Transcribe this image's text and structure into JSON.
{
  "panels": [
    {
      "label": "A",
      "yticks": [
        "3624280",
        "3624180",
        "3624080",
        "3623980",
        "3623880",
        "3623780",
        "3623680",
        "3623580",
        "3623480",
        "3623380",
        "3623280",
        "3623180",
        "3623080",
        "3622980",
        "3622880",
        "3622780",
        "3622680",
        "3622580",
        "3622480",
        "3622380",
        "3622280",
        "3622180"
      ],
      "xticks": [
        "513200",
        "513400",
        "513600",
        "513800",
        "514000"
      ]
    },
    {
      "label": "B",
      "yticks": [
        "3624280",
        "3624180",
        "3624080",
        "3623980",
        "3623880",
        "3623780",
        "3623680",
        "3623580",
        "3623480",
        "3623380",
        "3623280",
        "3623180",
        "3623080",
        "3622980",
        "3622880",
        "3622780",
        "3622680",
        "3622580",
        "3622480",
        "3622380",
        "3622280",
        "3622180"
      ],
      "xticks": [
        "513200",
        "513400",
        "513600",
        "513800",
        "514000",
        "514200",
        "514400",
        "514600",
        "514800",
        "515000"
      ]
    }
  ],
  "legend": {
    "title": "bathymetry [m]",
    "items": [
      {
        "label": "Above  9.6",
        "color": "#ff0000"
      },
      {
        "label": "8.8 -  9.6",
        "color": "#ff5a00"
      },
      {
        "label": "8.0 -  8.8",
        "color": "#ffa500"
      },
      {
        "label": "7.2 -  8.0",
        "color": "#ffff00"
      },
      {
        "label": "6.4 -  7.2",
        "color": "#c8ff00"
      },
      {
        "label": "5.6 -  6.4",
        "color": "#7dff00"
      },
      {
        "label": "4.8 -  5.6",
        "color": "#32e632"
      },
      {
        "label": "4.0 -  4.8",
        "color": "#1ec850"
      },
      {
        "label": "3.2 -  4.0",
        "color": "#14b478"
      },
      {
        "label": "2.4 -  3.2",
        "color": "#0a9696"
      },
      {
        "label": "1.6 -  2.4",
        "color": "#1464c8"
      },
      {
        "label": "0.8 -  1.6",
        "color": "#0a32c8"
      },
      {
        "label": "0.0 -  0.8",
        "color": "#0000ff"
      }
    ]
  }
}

──────────

Take the entries above and copy them out exactly.

Transcribe this image's text and structure into JSON.
{
  "panels": [
    {
      "label": "A",
      "yticks": [
        "3624280",
        "3624180",
        "3624080",
        "3623980",
        "3623880",
        "3623780",
        "3623680",
        "3623580",
        "3623480",
        "3623380",
        "3623280",
        "3623180",
        "3623080",
        "3622980",
        "3622880",
        "3622780",
        "3622680",
        "3622580",
        "3622480",
        "3622380",
        "3622280",
        "3622180"
      ],
      "xticks": [
        "513200",
        "513400",
        "513600",
        "513800",
        "514000"
      ]
    },
    {
      "label": "B",
      "yticks": [
        "3624280",
        "3624180",
        "3624080",
        "3623980",
        "3623880",
        "3623780",
        "3623680",
        "3623580",
        "3623480",
        "3623380",
        "3623280",
        "3623180",
        "3623080",
        "3622980",
        "3622880",
        "3622780",
        "3622680",
        "3622580",
        "3622480",
        "3622380",
        "3622280",
        "3622180"
      ],
      "xticks": [
        "513200",
        "513400",
        "513600",
        "513800",
        "514000",
        "514200",
        "514400",
        "514600",
        "514800",
        "515000"
      ]
    }
  ],
  "legend": {
    "title": "bathymetry [m]",
    "items": [
      {
        "label": "Above  9.6",
        "color": "#ff0000"
      },
      {
        "label": "8.8 -  9.6",
        "color": "#ff5a00"
      },
      {
        "label": "8.0 -  8.8",
        "color": "#ffa500"
      },
      {
        "label": "7.2 -  8.0",
        "color": "#ffff00"
      },
      {
        "label": "6.4 -  7.2",
        "color": "#c8ff00"
      },
      {
        "label": "5.6 -  6.4",
        "color": "#7dff00"
      },
      {
        "label": "4.8 -  5.6",
        "color": "#32e632"
      },
      {
        "label": "4.0 -  4.8",
        "color": "#1ec850"
      },
      {
        "label": "3.2 -  4.0",
        "color": "#14b478"
      },
      {
        "label": "2.4 -  3.2",
        "color": "#0a9696"
      },
      {
        "label": "1.6 -  2.4",
        "color": "#1464c8"
      },
      {
        "label": "0.8 -  1.6",
        "color": "#0a32c8"
      },
      {
        "label": "0.0 -  0.8",
        "color": "#0000ff"
      }
    ]
  }
}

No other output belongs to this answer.